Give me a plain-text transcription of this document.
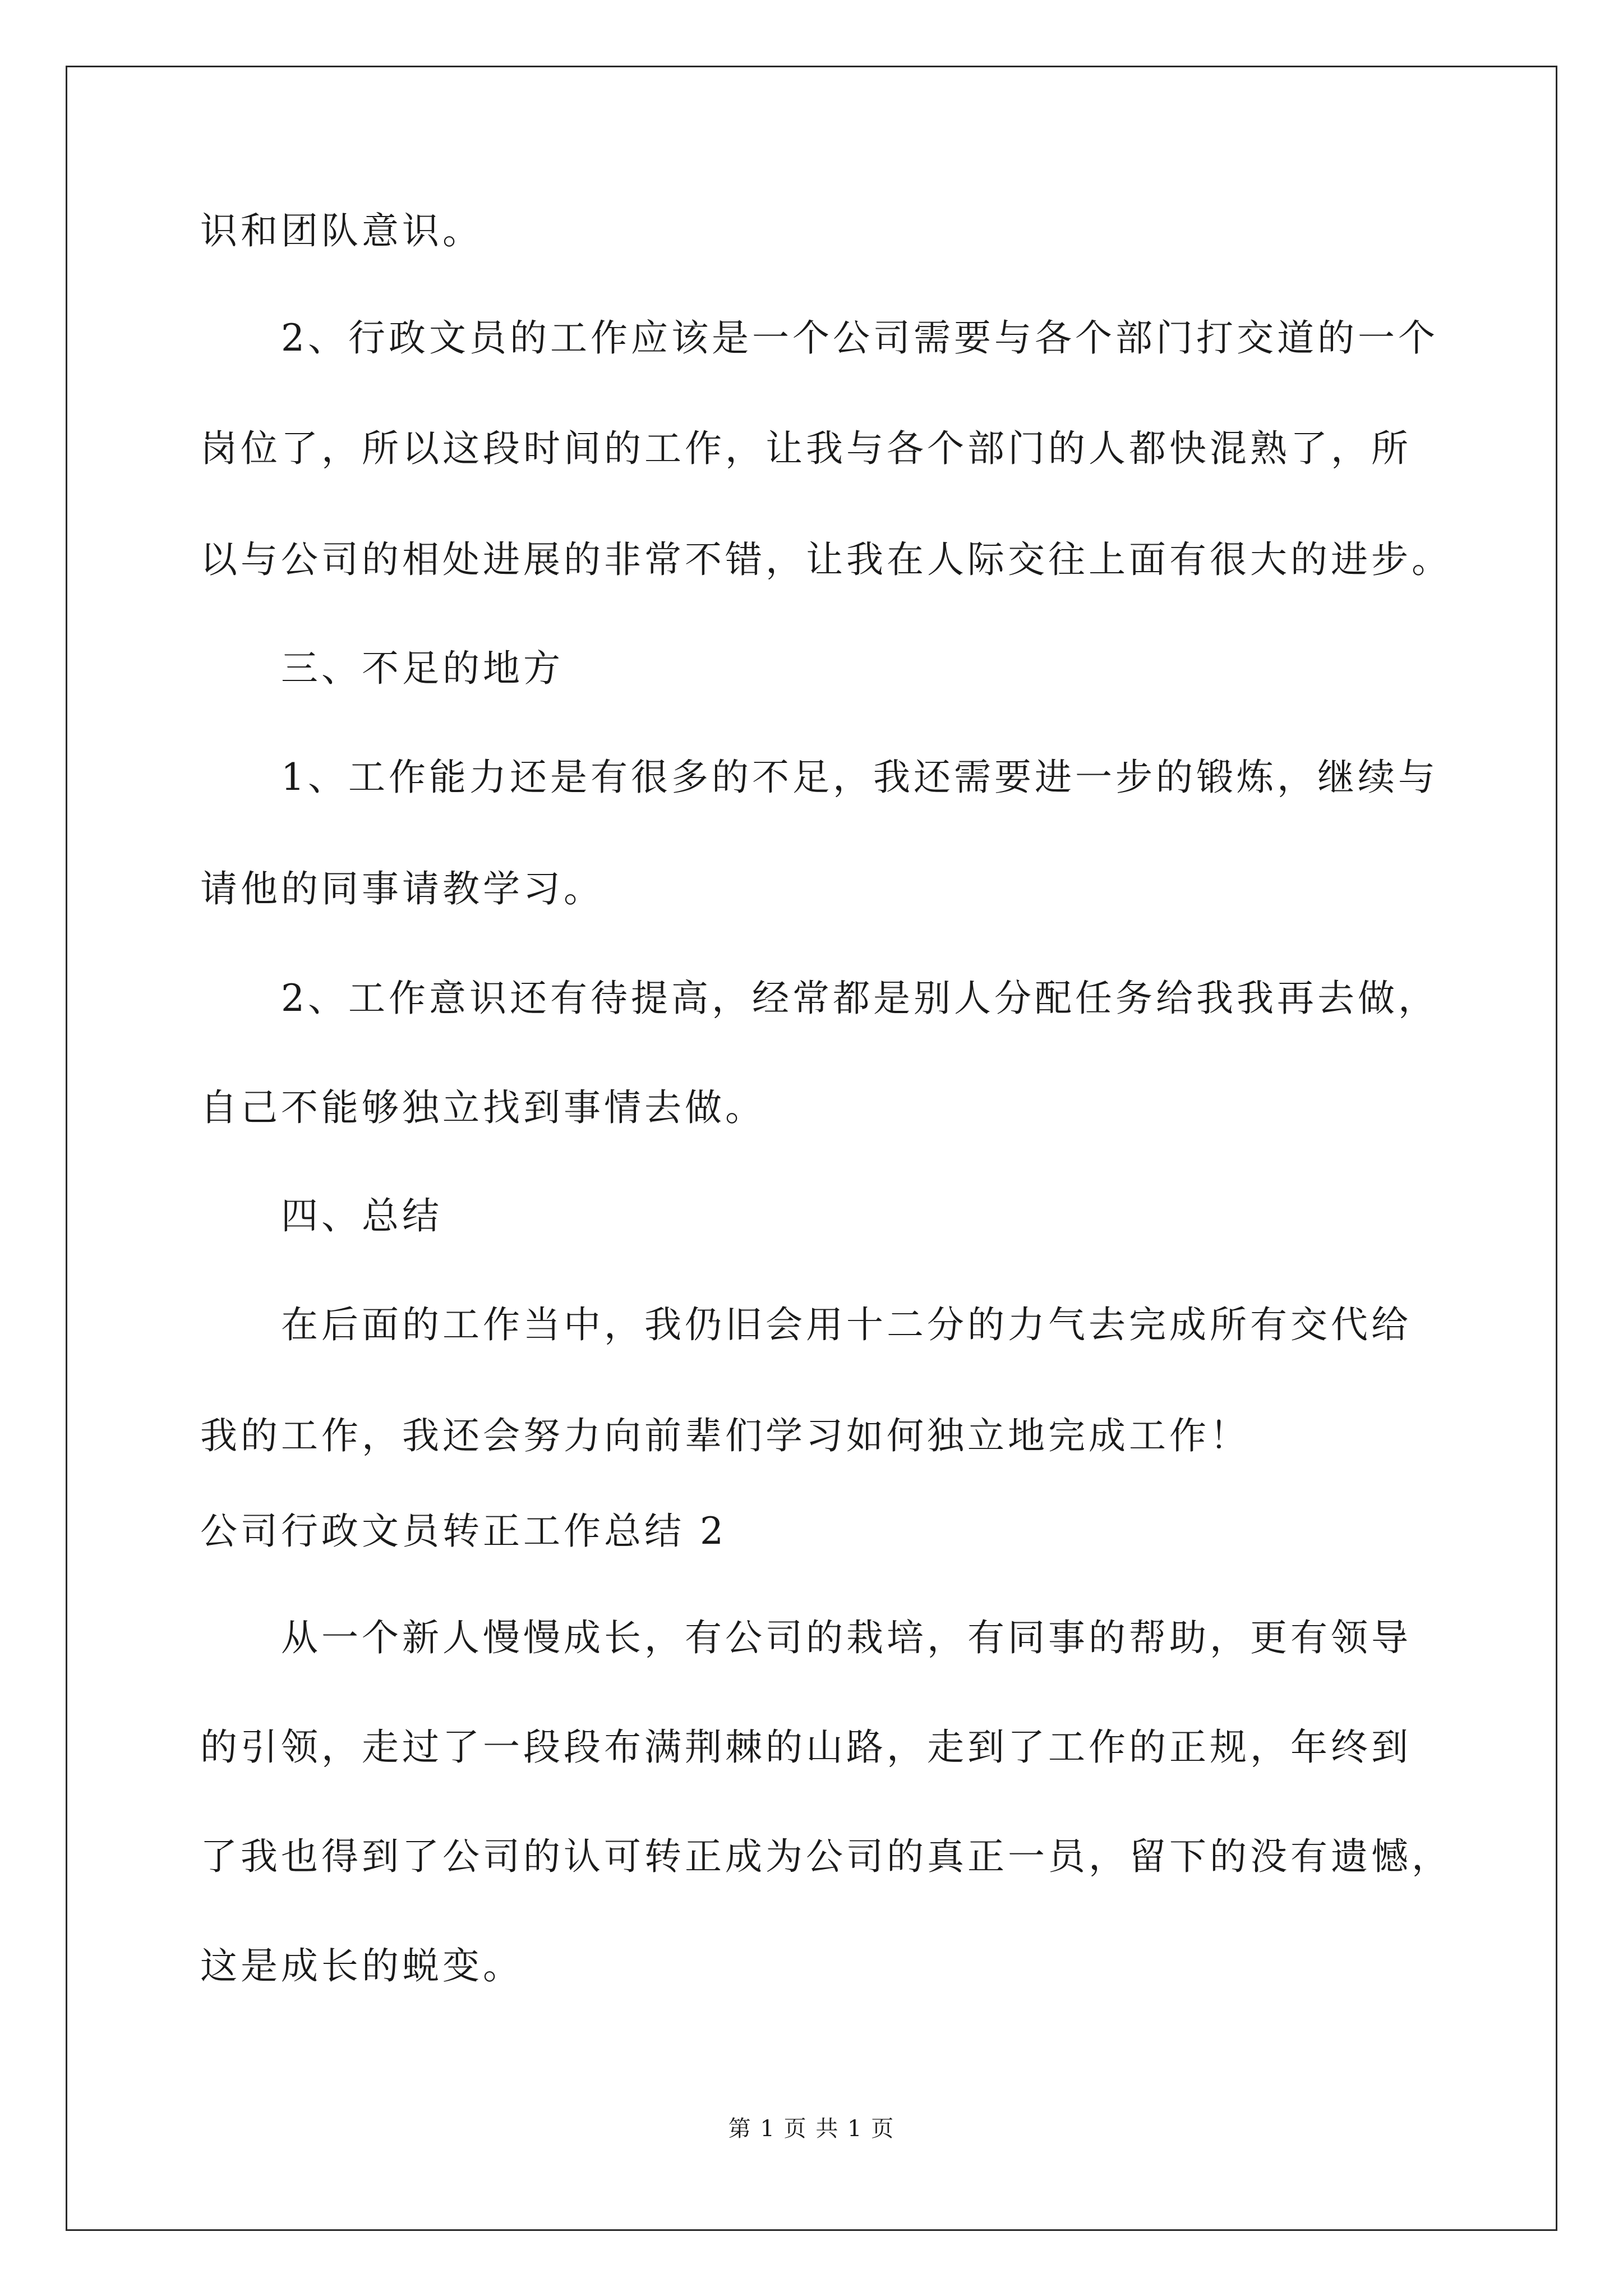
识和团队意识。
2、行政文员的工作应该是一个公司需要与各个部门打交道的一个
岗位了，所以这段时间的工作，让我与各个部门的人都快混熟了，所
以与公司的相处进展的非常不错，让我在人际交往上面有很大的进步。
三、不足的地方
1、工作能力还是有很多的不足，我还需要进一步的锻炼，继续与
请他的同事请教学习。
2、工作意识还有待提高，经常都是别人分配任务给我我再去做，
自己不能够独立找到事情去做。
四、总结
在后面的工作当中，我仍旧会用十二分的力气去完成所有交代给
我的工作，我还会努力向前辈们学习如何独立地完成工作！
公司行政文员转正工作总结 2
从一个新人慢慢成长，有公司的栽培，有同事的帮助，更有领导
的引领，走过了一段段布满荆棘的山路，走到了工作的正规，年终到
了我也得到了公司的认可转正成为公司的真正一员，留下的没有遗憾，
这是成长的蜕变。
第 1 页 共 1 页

• • • • •

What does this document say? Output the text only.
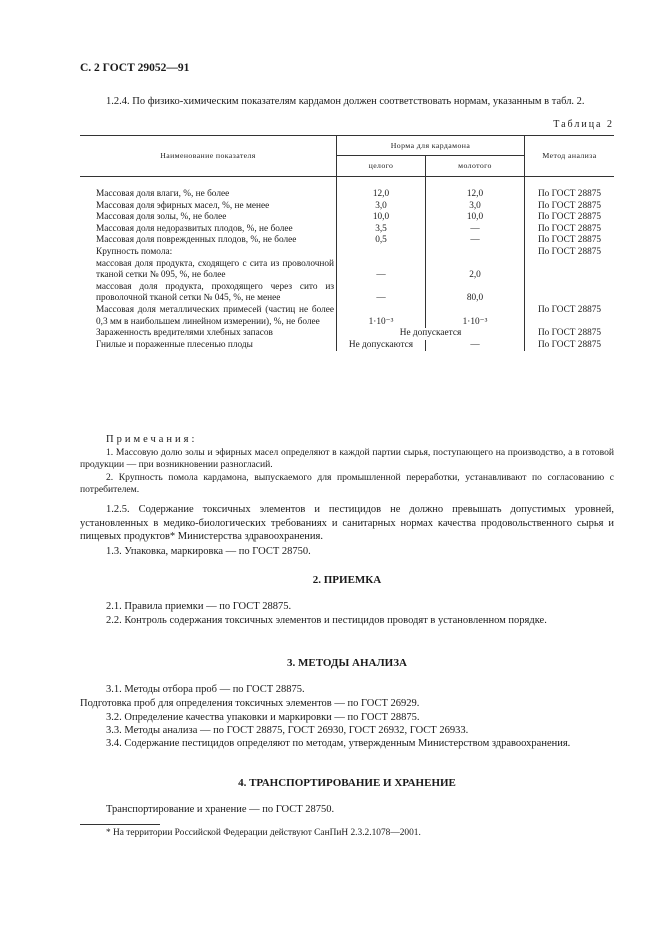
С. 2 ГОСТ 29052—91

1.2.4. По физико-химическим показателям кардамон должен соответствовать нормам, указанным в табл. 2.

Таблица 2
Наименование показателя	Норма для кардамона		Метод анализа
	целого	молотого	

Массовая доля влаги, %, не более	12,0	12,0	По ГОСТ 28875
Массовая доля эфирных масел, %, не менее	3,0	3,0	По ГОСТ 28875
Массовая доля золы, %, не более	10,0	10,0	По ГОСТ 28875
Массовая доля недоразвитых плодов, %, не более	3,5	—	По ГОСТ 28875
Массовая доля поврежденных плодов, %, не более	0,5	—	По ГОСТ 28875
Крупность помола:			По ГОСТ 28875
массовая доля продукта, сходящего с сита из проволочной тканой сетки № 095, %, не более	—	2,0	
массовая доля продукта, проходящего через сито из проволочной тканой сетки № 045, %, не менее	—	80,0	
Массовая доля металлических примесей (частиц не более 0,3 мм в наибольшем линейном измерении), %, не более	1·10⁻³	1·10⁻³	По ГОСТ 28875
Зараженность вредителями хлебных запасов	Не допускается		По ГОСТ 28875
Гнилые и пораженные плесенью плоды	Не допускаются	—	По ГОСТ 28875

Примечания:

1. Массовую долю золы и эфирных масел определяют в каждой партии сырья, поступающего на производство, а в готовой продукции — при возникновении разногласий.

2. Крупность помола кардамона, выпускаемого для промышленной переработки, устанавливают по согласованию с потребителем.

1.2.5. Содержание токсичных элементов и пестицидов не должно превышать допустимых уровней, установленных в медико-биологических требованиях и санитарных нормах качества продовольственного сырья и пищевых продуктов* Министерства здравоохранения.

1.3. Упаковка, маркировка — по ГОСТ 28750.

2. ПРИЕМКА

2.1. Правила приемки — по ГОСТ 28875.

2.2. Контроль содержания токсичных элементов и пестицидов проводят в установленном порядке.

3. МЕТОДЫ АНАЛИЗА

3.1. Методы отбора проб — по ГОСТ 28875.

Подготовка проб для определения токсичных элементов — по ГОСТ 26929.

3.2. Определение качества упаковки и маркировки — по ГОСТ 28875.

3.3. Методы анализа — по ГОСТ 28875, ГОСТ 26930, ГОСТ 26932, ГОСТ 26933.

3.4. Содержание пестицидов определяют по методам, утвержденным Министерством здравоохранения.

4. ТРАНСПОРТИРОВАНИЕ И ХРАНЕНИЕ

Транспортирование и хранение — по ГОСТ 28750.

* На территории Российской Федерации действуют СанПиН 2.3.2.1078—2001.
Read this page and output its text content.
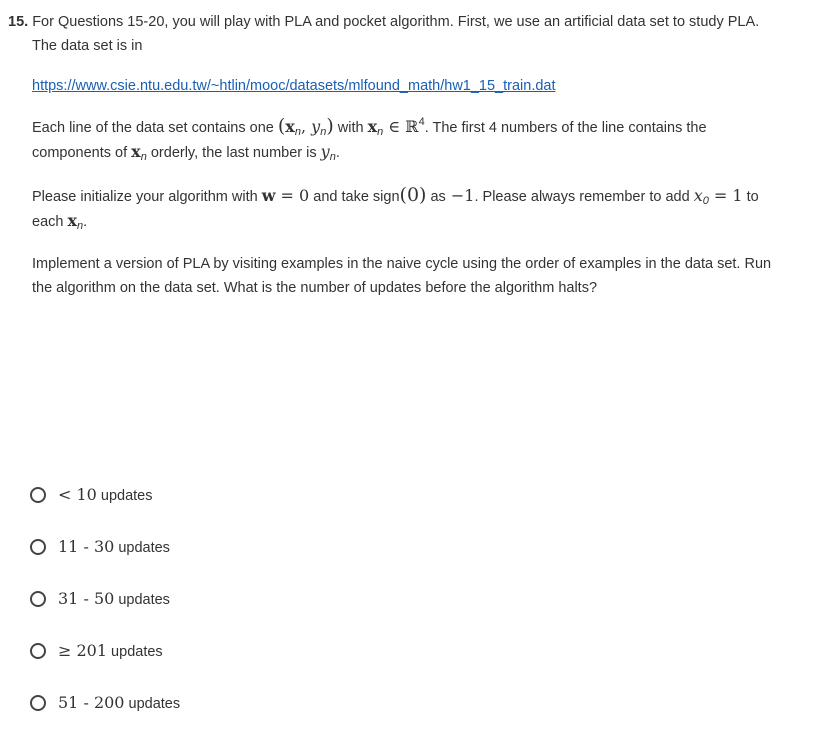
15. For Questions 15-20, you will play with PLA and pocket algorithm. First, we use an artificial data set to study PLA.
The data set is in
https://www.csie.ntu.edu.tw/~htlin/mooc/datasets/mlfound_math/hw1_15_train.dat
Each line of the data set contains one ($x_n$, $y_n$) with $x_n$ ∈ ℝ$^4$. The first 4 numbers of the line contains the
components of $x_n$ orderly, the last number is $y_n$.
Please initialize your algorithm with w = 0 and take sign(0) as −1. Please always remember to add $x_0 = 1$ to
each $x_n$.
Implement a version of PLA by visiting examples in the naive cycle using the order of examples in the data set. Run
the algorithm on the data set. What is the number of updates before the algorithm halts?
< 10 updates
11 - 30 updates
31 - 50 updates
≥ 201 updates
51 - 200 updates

• • • • •

In the material above, show every line where the word "более" turns up.

FINAL RESULT |
Массовая доля влаги, %, не более	12,0	12,0	По ГОСТ 28875
Массовая доля золы, %, не более	10,0	10,0	По ГОСТ 28875
Массовая доля недоразвитых плодов, %, не более	3,5	—	По ГОСТ 28875
Массовая доля поврежденных плодов, %, не более	0,5	—	По ГОСТ 28875
массовая доля продукта, сходящего с сита из проволочной тканой сетки № 095, %, не более	—	2,0	
Массовая доля металлических примесей (частиц не более 0,3 мм в наибольшем линейном измерении), %, не более	1·10⁻³	1·10⁻³	По ГОСТ 28875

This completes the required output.